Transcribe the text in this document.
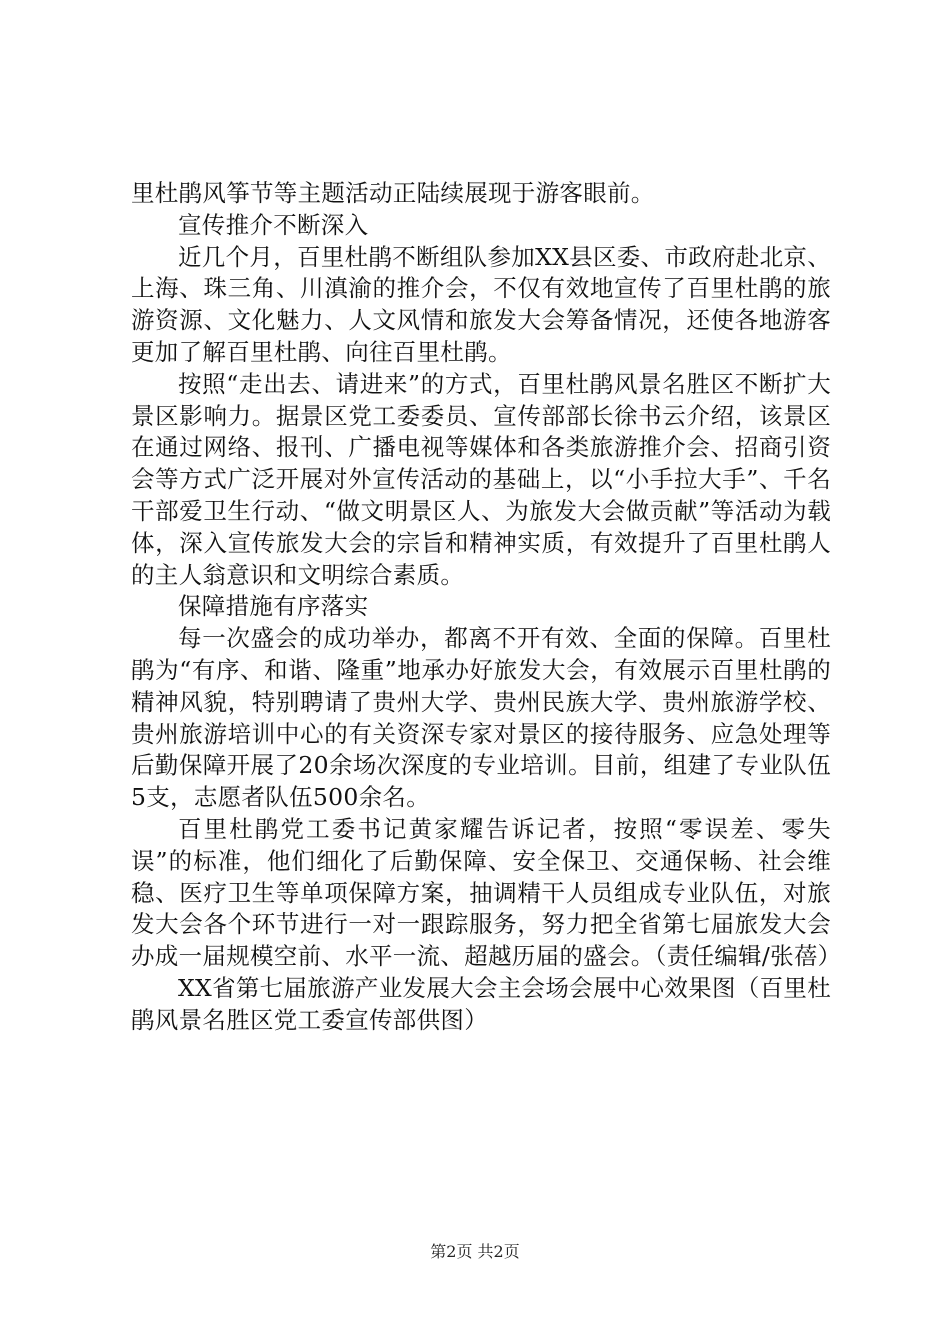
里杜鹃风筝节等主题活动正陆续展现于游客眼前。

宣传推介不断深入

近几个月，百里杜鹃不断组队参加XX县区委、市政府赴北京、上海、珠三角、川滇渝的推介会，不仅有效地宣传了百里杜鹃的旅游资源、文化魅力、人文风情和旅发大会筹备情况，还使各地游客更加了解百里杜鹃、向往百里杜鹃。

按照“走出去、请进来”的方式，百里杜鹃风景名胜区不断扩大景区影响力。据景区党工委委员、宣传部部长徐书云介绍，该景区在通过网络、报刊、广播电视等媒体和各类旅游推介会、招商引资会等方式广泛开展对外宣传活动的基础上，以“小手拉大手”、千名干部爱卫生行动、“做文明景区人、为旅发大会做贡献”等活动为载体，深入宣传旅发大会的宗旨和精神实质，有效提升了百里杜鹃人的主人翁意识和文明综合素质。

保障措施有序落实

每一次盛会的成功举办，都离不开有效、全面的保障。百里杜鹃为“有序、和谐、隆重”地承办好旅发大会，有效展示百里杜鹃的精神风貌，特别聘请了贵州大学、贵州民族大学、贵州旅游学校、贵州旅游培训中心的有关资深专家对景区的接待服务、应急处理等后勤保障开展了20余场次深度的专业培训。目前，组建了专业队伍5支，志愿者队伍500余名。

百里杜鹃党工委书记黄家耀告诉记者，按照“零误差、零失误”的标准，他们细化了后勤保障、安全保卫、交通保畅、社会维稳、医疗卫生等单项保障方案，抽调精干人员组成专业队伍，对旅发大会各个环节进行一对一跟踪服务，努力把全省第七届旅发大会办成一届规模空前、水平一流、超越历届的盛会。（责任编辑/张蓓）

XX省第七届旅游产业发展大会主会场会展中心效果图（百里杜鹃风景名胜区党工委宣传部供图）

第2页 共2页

==

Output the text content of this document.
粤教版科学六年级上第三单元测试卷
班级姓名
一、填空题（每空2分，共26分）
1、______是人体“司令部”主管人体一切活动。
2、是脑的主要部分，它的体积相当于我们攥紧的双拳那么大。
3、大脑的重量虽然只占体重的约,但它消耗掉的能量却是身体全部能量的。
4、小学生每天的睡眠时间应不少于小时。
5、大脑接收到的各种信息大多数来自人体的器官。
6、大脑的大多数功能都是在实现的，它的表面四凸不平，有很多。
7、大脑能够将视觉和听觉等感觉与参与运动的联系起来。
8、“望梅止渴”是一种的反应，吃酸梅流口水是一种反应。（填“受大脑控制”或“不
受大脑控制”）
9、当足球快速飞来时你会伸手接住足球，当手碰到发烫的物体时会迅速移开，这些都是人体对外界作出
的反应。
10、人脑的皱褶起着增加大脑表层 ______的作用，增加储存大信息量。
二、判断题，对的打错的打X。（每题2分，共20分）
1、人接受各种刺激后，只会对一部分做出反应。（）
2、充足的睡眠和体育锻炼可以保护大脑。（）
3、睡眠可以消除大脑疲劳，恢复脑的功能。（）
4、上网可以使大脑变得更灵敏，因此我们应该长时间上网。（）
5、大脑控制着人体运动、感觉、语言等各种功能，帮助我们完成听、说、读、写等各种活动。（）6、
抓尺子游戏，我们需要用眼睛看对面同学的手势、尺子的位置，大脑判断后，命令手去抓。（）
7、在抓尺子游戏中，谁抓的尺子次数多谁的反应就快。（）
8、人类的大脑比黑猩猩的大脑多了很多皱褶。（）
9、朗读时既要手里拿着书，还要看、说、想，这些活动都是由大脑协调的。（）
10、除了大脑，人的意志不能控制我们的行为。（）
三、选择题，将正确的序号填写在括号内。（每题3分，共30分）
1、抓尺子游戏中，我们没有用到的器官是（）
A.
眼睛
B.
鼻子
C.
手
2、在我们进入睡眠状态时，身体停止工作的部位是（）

> Your instructions
Using the records above, pull out each line where the word "document" occurs.

> Solution to the problem
Transcribe the text in this document.
Output the text content of this document.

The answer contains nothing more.